*Task objective*
Render the records below as a JSON list of strings, with one string for each line and no entries for blank lines. Leave the pictures out of the answer.

*Data shown*
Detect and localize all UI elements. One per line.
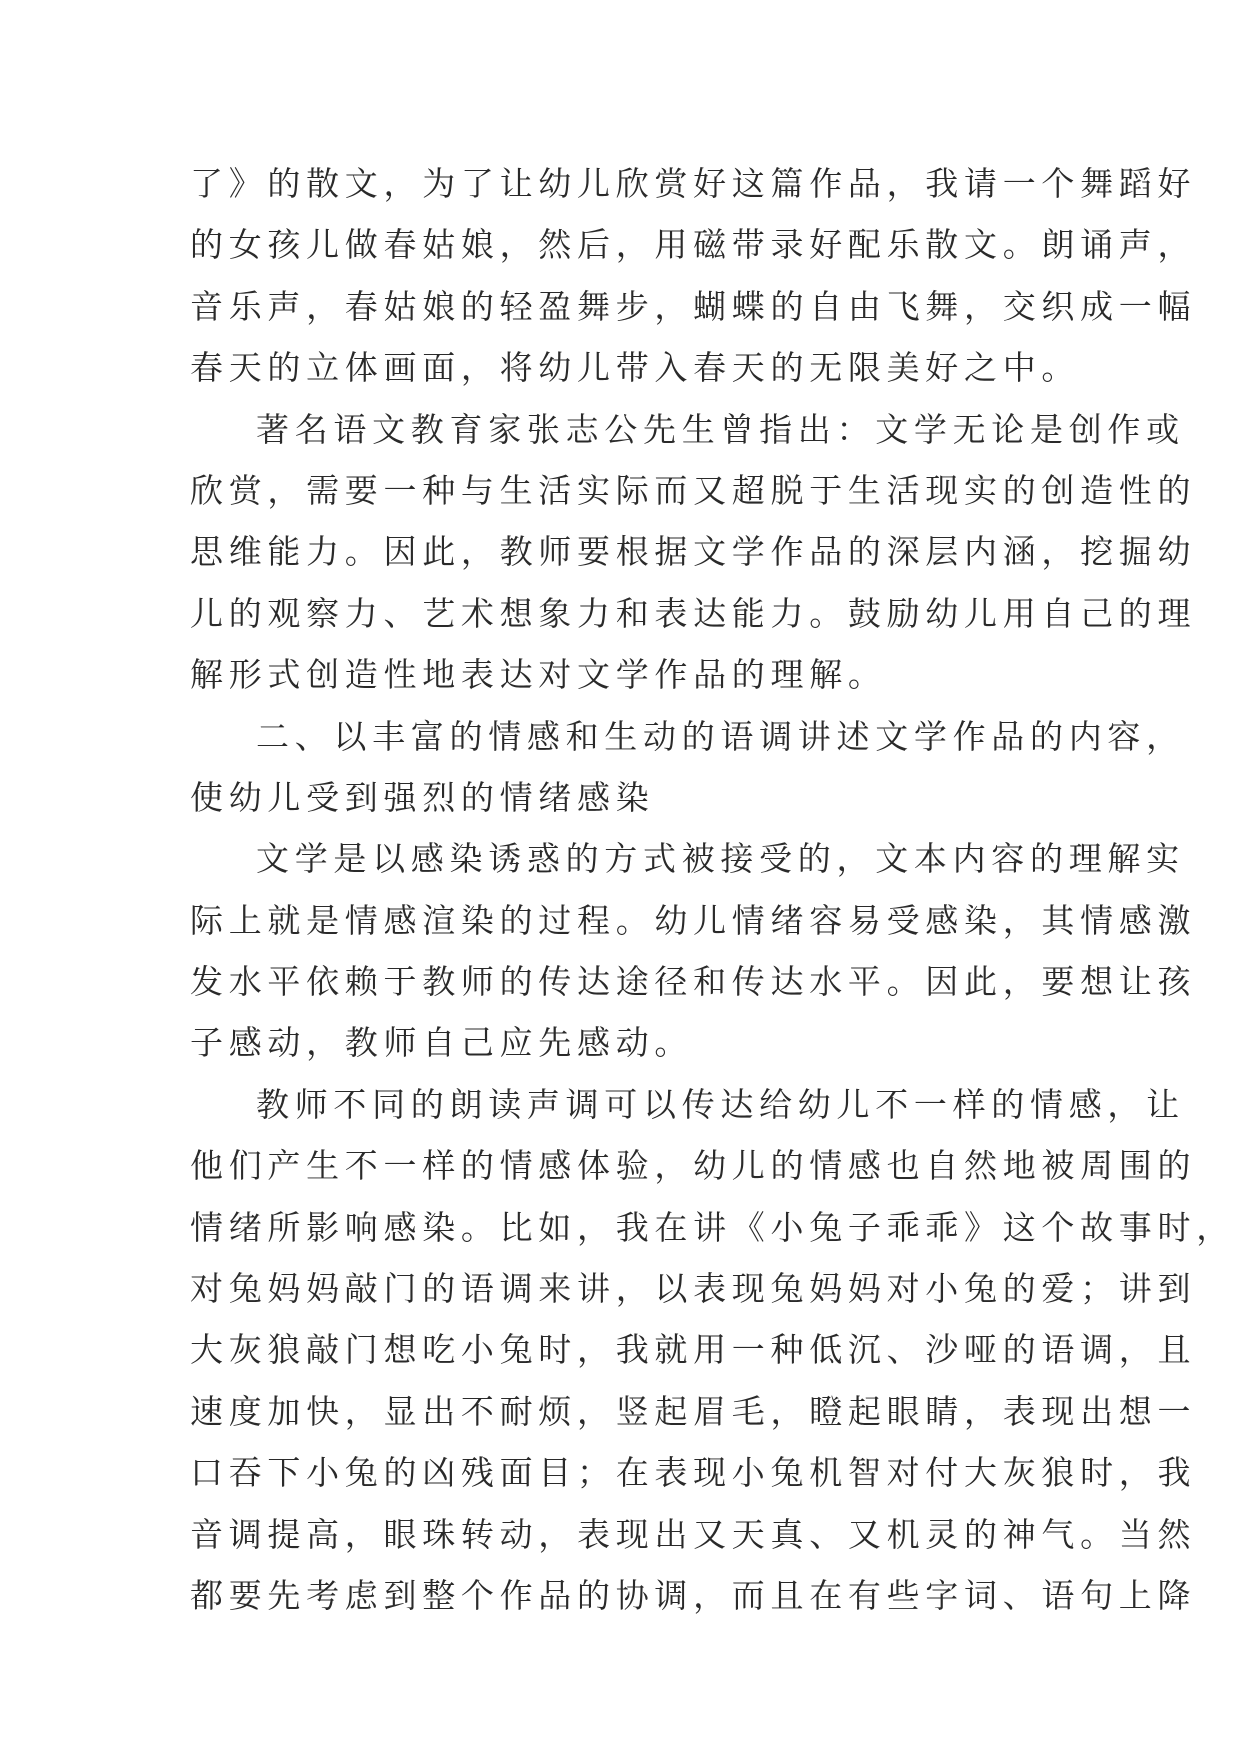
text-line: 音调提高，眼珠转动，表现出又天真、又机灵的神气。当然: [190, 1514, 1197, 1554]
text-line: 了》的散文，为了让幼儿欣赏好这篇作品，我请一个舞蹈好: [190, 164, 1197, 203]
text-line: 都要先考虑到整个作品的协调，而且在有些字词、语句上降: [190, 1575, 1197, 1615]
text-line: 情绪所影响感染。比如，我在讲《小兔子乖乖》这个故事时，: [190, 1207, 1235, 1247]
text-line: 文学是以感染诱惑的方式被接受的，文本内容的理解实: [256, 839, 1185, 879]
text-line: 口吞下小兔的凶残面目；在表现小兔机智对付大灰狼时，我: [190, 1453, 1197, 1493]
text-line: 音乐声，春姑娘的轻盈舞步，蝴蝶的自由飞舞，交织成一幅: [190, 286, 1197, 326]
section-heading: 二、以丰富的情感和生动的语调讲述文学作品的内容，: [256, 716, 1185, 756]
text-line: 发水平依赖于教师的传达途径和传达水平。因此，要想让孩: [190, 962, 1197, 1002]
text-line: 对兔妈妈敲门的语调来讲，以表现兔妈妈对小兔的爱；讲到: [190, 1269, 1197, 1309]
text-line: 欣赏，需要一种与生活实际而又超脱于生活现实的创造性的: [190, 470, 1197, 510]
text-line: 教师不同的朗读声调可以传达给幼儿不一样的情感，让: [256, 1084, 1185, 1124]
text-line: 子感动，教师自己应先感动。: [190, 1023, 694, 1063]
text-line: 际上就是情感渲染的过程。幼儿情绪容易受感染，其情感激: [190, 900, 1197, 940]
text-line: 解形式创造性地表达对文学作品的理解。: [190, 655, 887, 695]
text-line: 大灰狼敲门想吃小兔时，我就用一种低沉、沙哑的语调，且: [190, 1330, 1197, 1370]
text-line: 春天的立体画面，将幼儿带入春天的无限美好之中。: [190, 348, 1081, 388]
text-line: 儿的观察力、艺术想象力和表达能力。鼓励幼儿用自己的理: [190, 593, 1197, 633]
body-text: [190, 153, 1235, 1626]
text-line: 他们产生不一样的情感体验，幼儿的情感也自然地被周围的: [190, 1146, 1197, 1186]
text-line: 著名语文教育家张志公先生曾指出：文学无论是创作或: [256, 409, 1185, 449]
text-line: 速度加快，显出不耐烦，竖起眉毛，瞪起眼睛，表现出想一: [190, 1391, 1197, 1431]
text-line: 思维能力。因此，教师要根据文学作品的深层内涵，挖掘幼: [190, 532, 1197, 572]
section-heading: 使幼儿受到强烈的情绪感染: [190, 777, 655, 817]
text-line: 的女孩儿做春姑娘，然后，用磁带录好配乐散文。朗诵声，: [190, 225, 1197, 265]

*Solution to this exercise*
[
  "Detect and localize all UI elements. One per line.",
  "text-line: 音调提高，眼珠转动，表现出又天真、又机灵的神气。当然: [190, 1514, 1197, 1554]",
  "text-line: 了》的散文，为了让幼儿欣赏好这篇作品，我请一个舞蹈好: [190, 164, 1197, 203]",
  "text-line: 都要先考虑到整个作品的协调，而且在有些字词、语句上降: [190, 1575, 1197, 1615]",
  "text-line: 情绪所影响感染。比如，我在讲《小兔子乖乖》这个故事时，: [190, 1207, 1235, 1247]",
  "text-line: 文学是以感染诱惑的方式被接受的，文本内容的理解实: [256, 839, 1185, 879]",
  "text-line: 口吞下小兔的凶残面目；在表现小兔机智对付大灰狼时，我: [190, 1453, 1197, 1493]",
  "text-line: 音乐声，春姑娘的轻盈舞步，蝴蝶的自由飞舞，交织成一幅: [190, 286, 1197, 326]",
  "section-heading: 二、以丰富的情感和生动的语调讲述文学作品的内容，: [256, 716, 1185, 756]",
  "text-line: 发水平依赖于教师的传达途径和传达水平。因此，要想让孩: [190, 962, 1197, 1002]",
  "text-line: 对兔妈妈敲门的语调来讲，以表现兔妈妈对小兔的爱；讲到: [190, 1269, 1197, 1309]",
  "text-line: 欣赏，需要一种与生活实际而又超脱于生活现实的创造性的: [190, 470, 1197, 510]",
  "text-line: 教师不同的朗读声调可以传达给幼儿不一样的情感，让: [256, 1084, 1185, 1124]",
  "text-line: 子感动，教师自己应先感动。: [190, 1023, 694, 1063]",
  "text-line: 际上就是情感渲染的过程。幼儿情绪容易受感染，其情感激: [190, 900, 1197, 940]",
  "text-line: 解形式创造性地表达对文学作品的理解。: [190, 655, 887, 695]",
  "text-line: 大灰狼敲门想吃小兔时，我就用一种低沉、沙哑的语调，且: [190, 1330, 1197, 1370]",
  "text-line: 春天的立体画面，将幼儿带入春天的无限美好之中。: [190, 348, 1081, 388]",
  "text-line: 儿的观察力、艺术想象力和表达能力。鼓励幼儿用自己的理: [190, 593, 1197, 633]",
  "body-text: [190, 153, 1235, 1626]",
  "text-line: 他们产生不一样的情感体验，幼儿的情感也自然地被周围的: [190, 1146, 1197, 1186]",
  "text-line: 著名语文教育家张志公先生曾指出：文学无论是创作或: [256, 409, 1185, 449]",
  "text-line: 速度加快，显出不耐烦，竖起眉毛，瞪起眼睛，表现出想一: [190, 1391, 1197, 1431]",
  "text-line: 思维能力。因此，教师要根据文学作品的深层内涵，挖掘幼: [190, 532, 1197, 572]",
  "section-heading: 使幼儿受到强烈的情绪感染: [190, 777, 655, 817]",
  "text-line: 的女孩儿做春姑娘，然后，用磁带录好配乐散文。朗诵声，: [190, 225, 1197, 265]"
]